(TASK GOAL):
Here are some records; return them all exactly.

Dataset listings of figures

START

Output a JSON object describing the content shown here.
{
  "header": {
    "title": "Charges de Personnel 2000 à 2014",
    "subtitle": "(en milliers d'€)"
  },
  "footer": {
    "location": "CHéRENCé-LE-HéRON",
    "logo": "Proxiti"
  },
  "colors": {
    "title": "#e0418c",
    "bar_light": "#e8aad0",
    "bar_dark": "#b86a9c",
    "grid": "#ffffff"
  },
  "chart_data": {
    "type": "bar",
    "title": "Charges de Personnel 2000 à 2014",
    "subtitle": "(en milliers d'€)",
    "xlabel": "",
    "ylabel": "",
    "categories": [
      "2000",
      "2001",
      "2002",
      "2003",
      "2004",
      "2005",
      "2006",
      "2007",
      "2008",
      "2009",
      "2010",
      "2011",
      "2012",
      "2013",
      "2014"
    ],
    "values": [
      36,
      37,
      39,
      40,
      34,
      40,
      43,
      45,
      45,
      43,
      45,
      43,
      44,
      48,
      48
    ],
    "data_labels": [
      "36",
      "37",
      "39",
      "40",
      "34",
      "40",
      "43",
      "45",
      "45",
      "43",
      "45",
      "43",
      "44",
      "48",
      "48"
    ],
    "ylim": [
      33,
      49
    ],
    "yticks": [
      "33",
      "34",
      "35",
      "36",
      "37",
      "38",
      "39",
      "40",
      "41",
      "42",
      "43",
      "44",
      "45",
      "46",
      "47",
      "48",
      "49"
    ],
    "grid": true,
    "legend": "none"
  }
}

END

(RESULT OF THE TASK):
Output a JSON object describing the content shown here.
{
  "header": {
    "title": "Charges de Personnel 2000 à 2014",
    "subtitle": "(en milliers d'€)"
  },
  "footer": {
    "location": "CHéRENCé-LE-HéRON",
    "logo": "Proxiti"
  },
  "colors": {
    "title": "#e0418c",
    "bar_light": "#e8aad0",
    "bar_dark": "#b86a9c",
    "grid": "#ffffff"
  },
  "chart_data": {
    "type": "bar",
    "title": "Charges de Personnel 2000 à 2014",
    "subtitle": "(en milliers d'€)",
    "xlabel": "",
    "ylabel": "",
    "categories": [
      "2000",
      "2001",
      "2002",
      "2003",
      "2004",
      "2005",
      "2006",
      "2007",
      "2008",
      "2009",
      "2010",
      "2011",
      "2012",
      "2013",
      "2014"
    ],
    "values": [
      36,
      37,
      39,
      40,
      34,
      40,
      43,
      45,
      45,
      43,
      45,
      43,
      44,
      48,
      48
    ],
    "data_labels": [
      "36",
      "37",
      "39",
      "40",
      "34",
      "40",
      "43",
      "45",
      "45",
      "43",
      "45",
      "43",
      "44",
      "48",
      "48"
    ],
    "ylim": [
      33,
      49
    ],
    "yticks": [
      "33",
      "34",
      "35",
      "36",
      "37",
      "38",
      "39",
      "40",
      "41",
      "42",
      "43",
      "44",
      "45",
      "46",
      "47",
      "48",
      "49"
    ],
    "grid": true,
    "legend": "none"
  }
}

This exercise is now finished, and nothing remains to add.